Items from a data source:
◇ ◇ ◇ ◇

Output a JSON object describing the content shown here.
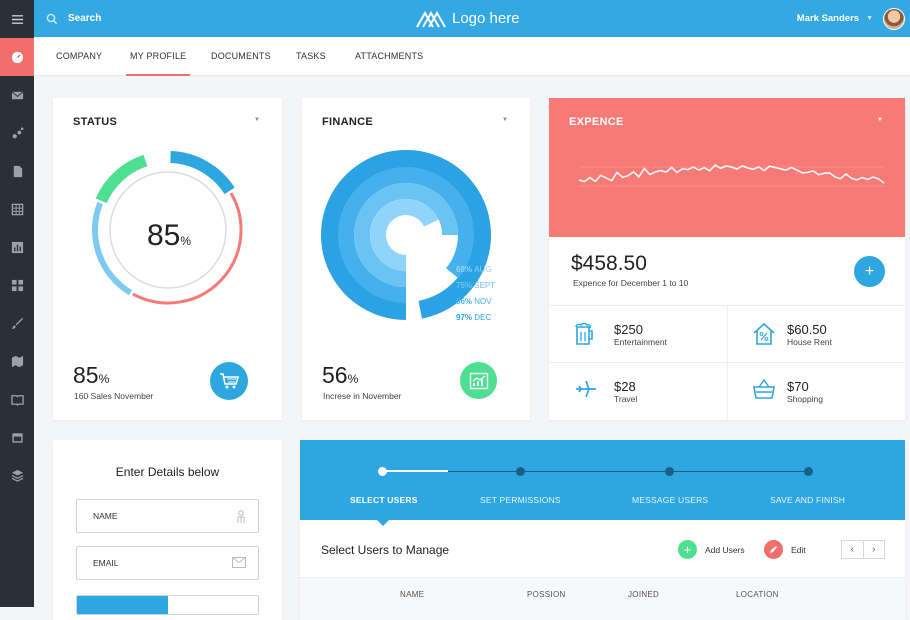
{
  "topbar": {
    "search_label": "Search",
    "logo_text": "Logo here",
    "user_name": "Mark Sanders"
  },
  "tabs": [
    "COMPANY",
    "MY PROFILE",
    "DOCUMENTS",
    "TASKS",
    "ATTACHMENTS"
  ],
  "active_tab": "MY PROFILE",
  "sidebar_icons": [
    "menu-icon",
    "dashboard-icon",
    "mail-icon",
    "graph-nodes-icon",
    "document-icon",
    "table-icon",
    "bar-chart-icon",
    "widgets-icon",
    "brush-icon",
    "map-icon",
    "book-icon",
    "calendar-icon",
    "layers-icon"
  ],
  "status": {
    "title": "STATUS",
    "center_value": "85",
    "center_unit": "%",
    "value": "85",
    "unit": "%",
    "caption": "160 Sales November",
    "ring_segments_percent": {
      "blue": 16,
      "red": 42,
      "light_blue": 23,
      "green": 14
    }
  },
  "finance": {
    "title": "FINANCE",
    "value": "56",
    "unit": "%",
    "caption": "Increse in November",
    "rings": [
      {
        "value": "68%",
        "label": "AUG",
        "color": "#8fd5fb"
      },
      {
        "value": "75%",
        "label": "SEPT",
        "color": "#6ac3f3"
      },
      {
        "value": "86%",
        "label": "NOV",
        "color": "#45b1ec"
      },
      {
        "value": "97%",
        "label": "DEC",
        "color": "#2aa2e4"
      }
    ]
  },
  "expence": {
    "title": "EXPENCE",
    "amount": "$458.50",
    "caption": "Expence for December 1 to 10",
    "items": [
      {
        "amount": "$250",
        "label": "Entertainment",
        "icon": "beer-icon"
      },
      {
        "amount": "$60.50",
        "label": "House Rent",
        "icon": "house-percent-icon"
      },
      {
        "amount": "$28",
        "label": "Travel",
        "icon": "airplane-icon"
      },
      {
        "amount": "$70",
        "label": "Shopping",
        "icon": "basket-icon"
      }
    ]
  },
  "form": {
    "title": "Enter Details below",
    "name_placeholder": "NAME",
    "email_placeholder": "EMAIL"
  },
  "wizard": {
    "steps": [
      "SELECT USERS",
      "SET PERMISSIONS",
      "MESSAGE USERS",
      "SAVE AND FINISH"
    ],
    "active_step": "SELECT USERS",
    "panel_title": "Select Users to Manage",
    "add_label": "Add Users",
    "edit_label": "Edit",
    "columns": [
      "NAME",
      "POSSION",
      "JOINED",
      "LOCATION"
    ]
  },
  "colors": {
    "blue": "#33a8e3",
    "red": "#f26e6c",
    "green": "#4fdf93",
    "dark": "#2a3038"
  }
}
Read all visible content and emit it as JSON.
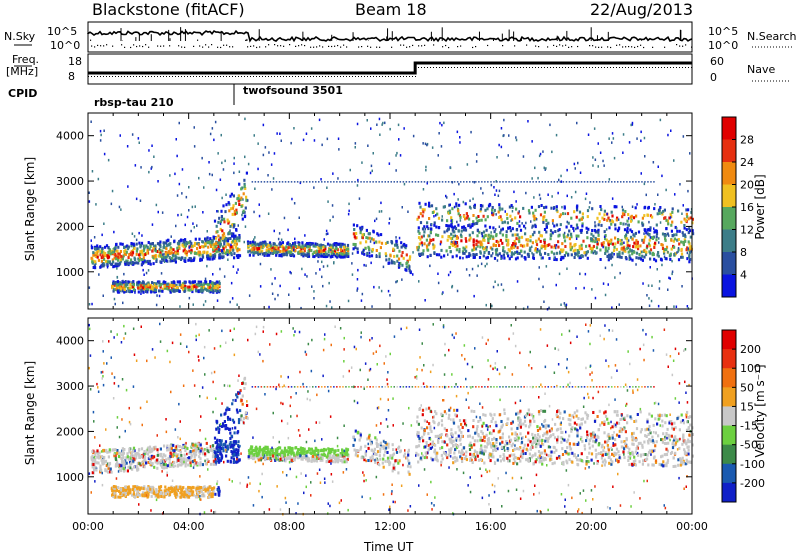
{
  "header": {
    "site": "Blackstone (fitACF)",
    "beam": "Beam 18",
    "date": "22/Aug/2013"
  },
  "left_labels": {
    "nsky": "N.Sky",
    "nsky_ticks": [
      "10^5",
      "10^0"
    ],
    "freq_line1": "Freq.",
    "freq_line2": "[MHz]",
    "freq_ticks": [
      "18",
      "8"
    ],
    "cpid": "CPID"
  },
  "right_labels": {
    "nsky_ticks": [
      "10^5",
      "10^0"
    ],
    "nsearch": "N.Search",
    "nave_ticks": [
      "60",
      "0"
    ],
    "nave": "Nave"
  },
  "cpid_segments": [
    {
      "label": "rbsp-tau 210",
      "start_hour": 0.0
    },
    {
      "label": "twofsound 3501",
      "start_hour": 6.0
    }
  ],
  "chart_data": [
    {
      "type": "heatmap",
      "name": "power",
      "xlabel": "",
      "ylabel": "Slant Range [km]",
      "xlim": [
        0,
        24
      ],
      "ylim": [
        180,
        4500
      ],
      "yticks": [
        "1000",
        "2000",
        "3000",
        "4000"
      ],
      "colorbar_label": "Power [dB]",
      "colorbar_ticks": [
        "4",
        "8",
        "12",
        "16",
        "20",
        "24",
        "28"
      ],
      "colorbar_colors": [
        "#0a14e0",
        "#2a4fa0",
        "#3c7d88",
        "#57a85e",
        "#f0c020",
        "#f08a10",
        "#e63010",
        "#e00000"
      ]
    },
    {
      "type": "heatmap",
      "name": "velocity",
      "xlabel": "Time UT",
      "ylabel": "Slant Range [km]",
      "xlim": [
        0,
        24
      ],
      "ylim": [
        180,
        4500
      ],
      "xticks": [
        "00:00",
        "04:00",
        "08:00",
        "12:00",
        "16:00",
        "20:00",
        "00:00"
      ],
      "yticks": [
        "1000",
        "2000",
        "3000",
        "4000"
      ],
      "colorbar_label": "Velocity [m s⁻¹]",
      "colorbar_ticks": [
        "200",
        "100",
        "50",
        "15",
        "-15",
        "-50",
        "-100",
        "-200"
      ],
      "colorbar_colors": [
        "#1020c8",
        "#1a5ab0",
        "#3c8a48",
        "#6cd040",
        "#c8c8c8",
        "#f0a020",
        "#f07010",
        "#e83010",
        "#e00000"
      ]
    }
  ]
}
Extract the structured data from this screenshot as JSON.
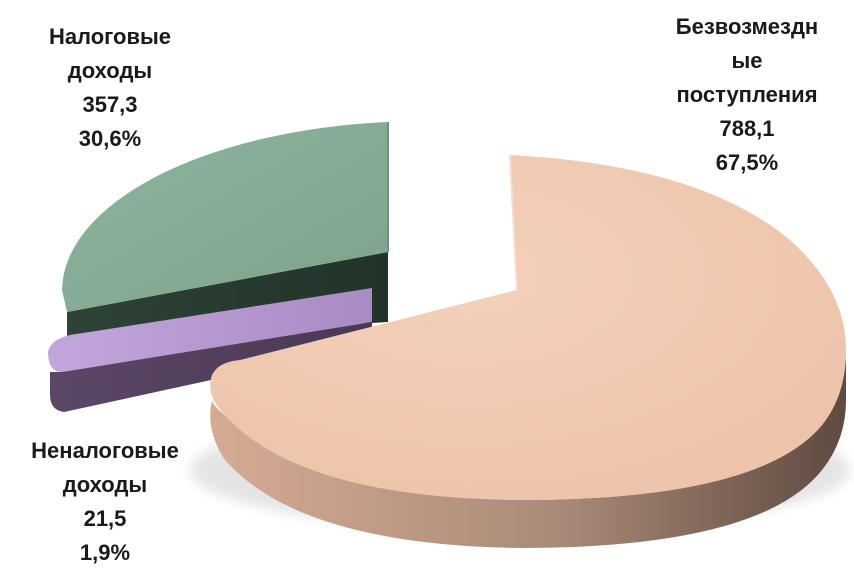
{
  "chart_data": {
    "type": "pie",
    "title": "",
    "slices": [
      {
        "name_lines": [
          "Безвозмездн",
          "ые",
          "поступления"
        ],
        "value": "788,1",
        "percent": "67,5%",
        "numeric_value": 788.1,
        "color": "#efc6ae"
      },
      {
        "name_lines": [
          "Налоговые",
          "доходы"
        ],
        "value": "357,3",
        "percent": "30,6%",
        "numeric_value": 357.3,
        "color": "#86ab97"
      },
      {
        "name_lines": [
          "Неналоговые",
          "доходы"
        ],
        "value": "21,5",
        "percent": "1,9%",
        "numeric_value": 21.5,
        "color": "#b89ed0"
      }
    ]
  }
}
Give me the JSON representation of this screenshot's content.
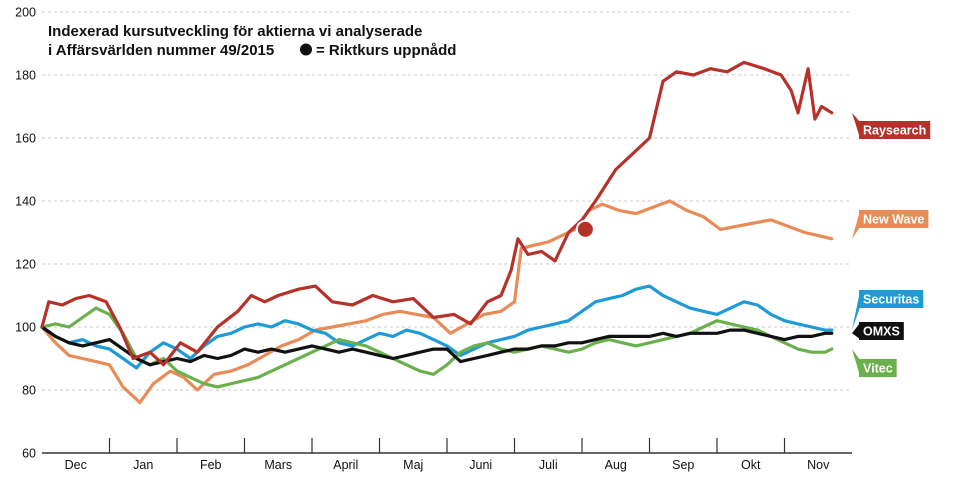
{
  "chart_data": {
    "type": "line",
    "title_lines": [
      "Indexerad kursutveckling för aktierna vi analyserade",
      "i Affärsvärlden nummer 49/2015"
    ],
    "legend_note": "= Riktkurs uppnådd",
    "ylim": [
      60,
      200
    ],
    "y_ticks": [
      60,
      80,
      100,
      120,
      140,
      160,
      180,
      200
    ],
    "grid": "horizontal-dashed",
    "months": [
      "Dec",
      "Jan",
      "Feb",
      "Mars",
      "April",
      "Maj",
      "Juni",
      "Juli",
      "Aug",
      "Sep",
      "Okt",
      "Nov"
    ],
    "x_range": [
      0,
      12
    ],
    "series": [
      {
        "name": "Raysearch",
        "color": "#b5322b",
        "x": [
          0,
          0.1,
          0.3,
          0.5,
          0.7,
          0.95,
          1.15,
          1.35,
          1.6,
          1.8,
          2.05,
          2.3,
          2.6,
          2.9,
          3.1,
          3.3,
          3.5,
          3.8,
          4.05,
          4.3,
          4.6,
          4.9,
          5.2,
          5.5,
          5.8,
          6.1,
          6.35,
          6.6,
          6.8,
          6.95,
          7.05,
          7.2,
          7.4,
          7.6,
          7.8,
          8.0,
          8.2,
          8.5,
          8.75,
          9.0,
          9.2,
          9.4,
          9.65,
          9.9,
          10.15,
          10.4,
          10.7,
          10.95,
          11.1,
          11.2,
          11.35,
          11.45,
          11.55,
          11.7
        ],
        "values": [
          100,
          108,
          107,
          109,
          110,
          108,
          100,
          90,
          92,
          88,
          95,
          92,
          100,
          105,
          110,
          108,
          110,
          112,
          113,
          108,
          107,
          110,
          108,
          109,
          103,
          104,
          101,
          108,
          110,
          118,
          128,
          123,
          124,
          121,
          130,
          134,
          140,
          150,
          155,
          160,
          178,
          181,
          180,
          182,
          181,
          184,
          182,
          180,
          175,
          168,
          182,
          166,
          170,
          168
        ]
      },
      {
        "name": "New Wave",
        "color": "#e88b57",
        "x": [
          0,
          0.2,
          0.4,
          0.6,
          0.8,
          1.0,
          1.2,
          1.45,
          1.65,
          1.9,
          2.1,
          2.3,
          2.55,
          2.8,
          3.05,
          3.3,
          3.55,
          3.8,
          4.05,
          4.3,
          4.55,
          4.8,
          5.05,
          5.3,
          5.55,
          5.8,
          6.05,
          6.3,
          6.55,
          6.8,
          7.0,
          7.1,
          7.3,
          7.5,
          7.7,
          7.9,
          8.1,
          8.3,
          8.55,
          8.8,
          9.05,
          9.3,
          9.55,
          9.8,
          10.05,
          10.3,
          10.55,
          10.8,
          11.05,
          11.3,
          11.5,
          11.7
        ],
        "values": [
          100,
          95,
          91,
          90,
          89,
          88,
          81,
          76,
          82,
          86,
          84,
          80,
          85,
          86,
          88,
          91,
          94,
          96,
          99,
          100,
          101,
          102,
          104,
          105,
          104,
          103,
          98,
          101,
          104,
          105,
          108,
          125,
          126,
          127,
          129,
          131,
          137,
          139,
          137,
          136,
          138,
          140,
          137,
          135,
          131,
          132,
          133,
          134,
          132,
          130,
          129,
          128
        ]
      },
      {
        "name": "Securitas",
        "color": "#1e9ad6",
        "x": [
          0,
          0.2,
          0.4,
          0.6,
          0.8,
          1.0,
          1.2,
          1.4,
          1.6,
          1.8,
          2.0,
          2.2,
          2.4,
          2.6,
          2.8,
          3.0,
          3.2,
          3.4,
          3.6,
          3.8,
          4.0,
          4.2,
          4.4,
          4.6,
          4.8,
          5.0,
          5.2,
          5.4,
          5.6,
          5.8,
          6.0,
          6.2,
          6.4,
          6.6,
          6.8,
          7.0,
          7.2,
          7.4,
          7.6,
          7.8,
          8.0,
          8.2,
          8.4,
          8.6,
          8.8,
          9.0,
          9.2,
          9.4,
          9.6,
          9.8,
          10.0,
          10.2,
          10.4,
          10.6,
          10.8,
          11.0,
          11.2,
          11.4,
          11.6,
          11.7
        ],
        "values": [
          100,
          97,
          95,
          96,
          94,
          93,
          90,
          87,
          92,
          95,
          93,
          90,
          94,
          97,
          98,
          100,
          101,
          100,
          102,
          101,
          99,
          98,
          95,
          94,
          96,
          98,
          97,
          99,
          98,
          96,
          94,
          91,
          93,
          95,
          96,
          97,
          99,
          100,
          101,
          102,
          105,
          108,
          109,
          110,
          112,
          113,
          110,
          108,
          106,
          105,
          104,
          106,
          108,
          107,
          104,
          102,
          101,
          100,
          99,
          99
        ]
      },
      {
        "name": "OMXS",
        "color": "#111111",
        "x": [
          0,
          0.2,
          0.4,
          0.6,
          0.8,
          1.0,
          1.2,
          1.4,
          1.6,
          1.8,
          2.0,
          2.2,
          2.4,
          2.6,
          2.8,
          3.0,
          3.2,
          3.4,
          3.6,
          3.8,
          4.0,
          4.2,
          4.4,
          4.6,
          4.8,
          5.0,
          5.2,
          5.4,
          5.6,
          5.8,
          6.0,
          6.2,
          6.4,
          6.6,
          6.8,
          7.0,
          7.2,
          7.4,
          7.6,
          7.8,
          8.0,
          8.2,
          8.4,
          8.6,
          8.8,
          9.0,
          9.2,
          9.4,
          9.6,
          9.8,
          10.0,
          10.2,
          10.4,
          10.6,
          10.8,
          11.0,
          11.2,
          11.4,
          11.6,
          11.7
        ],
        "values": [
          100,
          97,
          95,
          94,
          95,
          96,
          93,
          90,
          88,
          89,
          90,
          89,
          91,
          90,
          91,
          93,
          92,
          93,
          92,
          93,
          94,
          93,
          92,
          93,
          92,
          91,
          90,
          91,
          92,
          93,
          93,
          89,
          90,
          91,
          92,
          93,
          93,
          94,
          94,
          95,
          95,
          96,
          97,
          97,
          97,
          97,
          98,
          97,
          98,
          98,
          98,
          99,
          99,
          98,
          97,
          96,
          97,
          97,
          98,
          98
        ]
      },
      {
        "name": "Vitec",
        "color": "#6ab04c",
        "x": [
          0,
          0.2,
          0.4,
          0.6,
          0.8,
          1.0,
          1.2,
          1.4,
          1.6,
          1.8,
          2.0,
          2.2,
          2.4,
          2.6,
          2.8,
          3.0,
          3.2,
          3.4,
          3.6,
          3.8,
          4.0,
          4.2,
          4.4,
          4.6,
          4.8,
          5.0,
          5.2,
          5.4,
          5.6,
          5.8,
          6.0,
          6.2,
          6.4,
          6.6,
          6.8,
          7.0,
          7.2,
          7.4,
          7.6,
          7.8,
          8.0,
          8.2,
          8.4,
          8.6,
          8.8,
          9.0,
          9.2,
          9.4,
          9.6,
          9.8,
          10.0,
          10.2,
          10.4,
          10.6,
          10.8,
          11.0,
          11.2,
          11.4,
          11.6,
          11.7
        ],
        "values": [
          100,
          101,
          100,
          103,
          106,
          104,
          98,
          90,
          88,
          90,
          86,
          84,
          82,
          81,
          82,
          83,
          84,
          86,
          88,
          90,
          92,
          94,
          96,
          95,
          94,
          92,
          90,
          88,
          86,
          85,
          88,
          92,
          94,
          95,
          93,
          92,
          93,
          94,
          93,
          92,
          93,
          95,
          96,
          95,
          94,
          95,
          96,
          97,
          98,
          100,
          102,
          101,
          100,
          99,
          97,
          95,
          93,
          92,
          92,
          93
        ]
      }
    ],
    "highlight_point": {
      "series": "Raysearch",
      "x": 8.05,
      "y": 131
    }
  }
}
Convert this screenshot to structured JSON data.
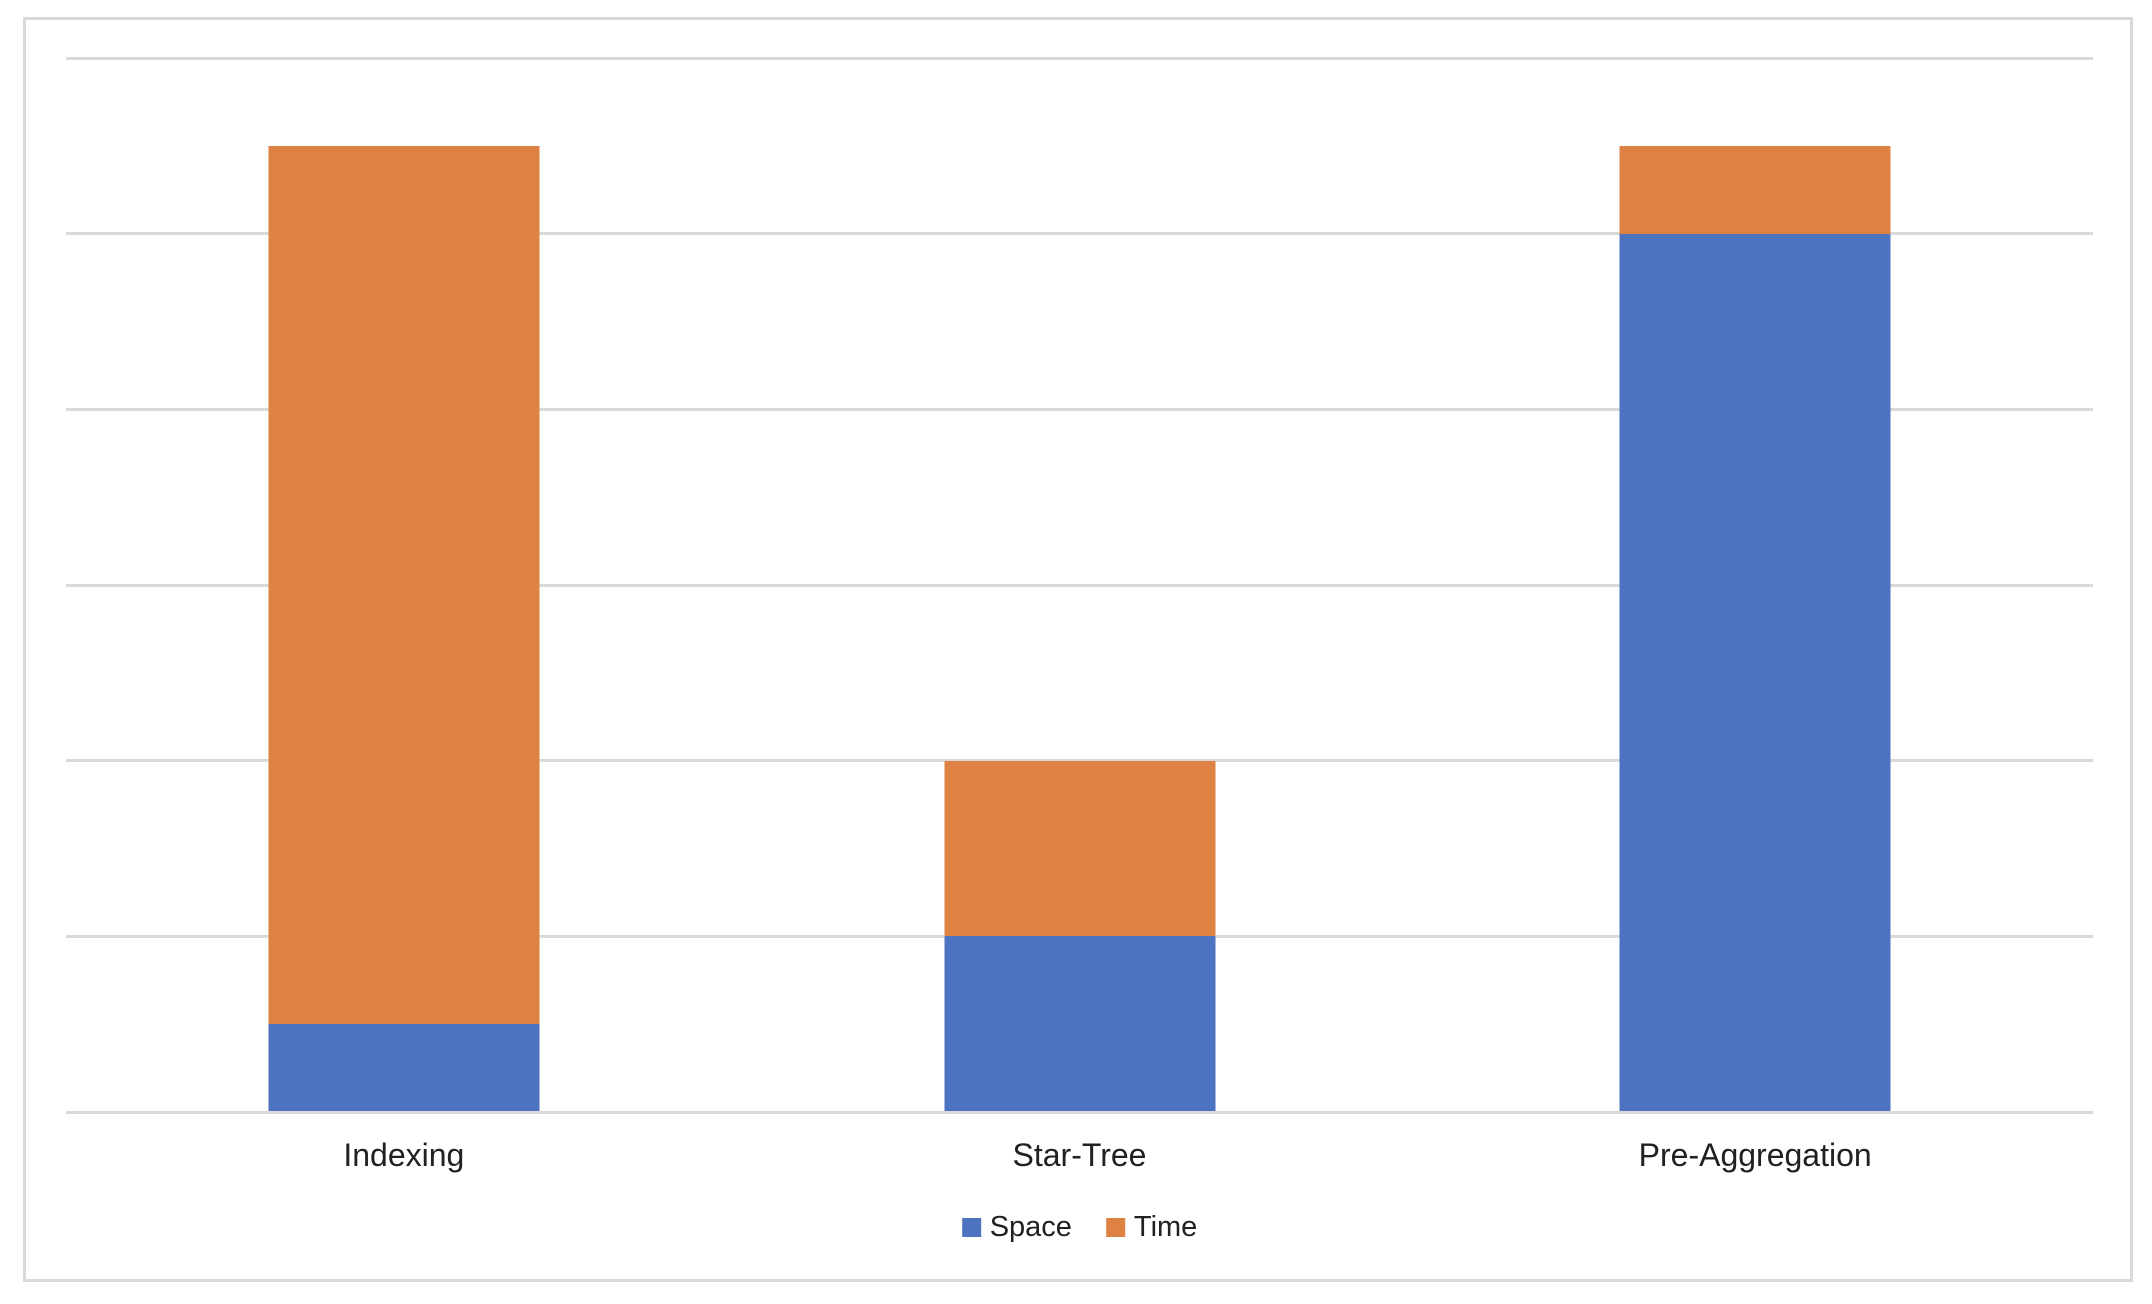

◇ ◇ ◇ ◇

What to produce: Going through the data above, count the lines where the string "amount" appears, and answer with only that number.

Task answer: 5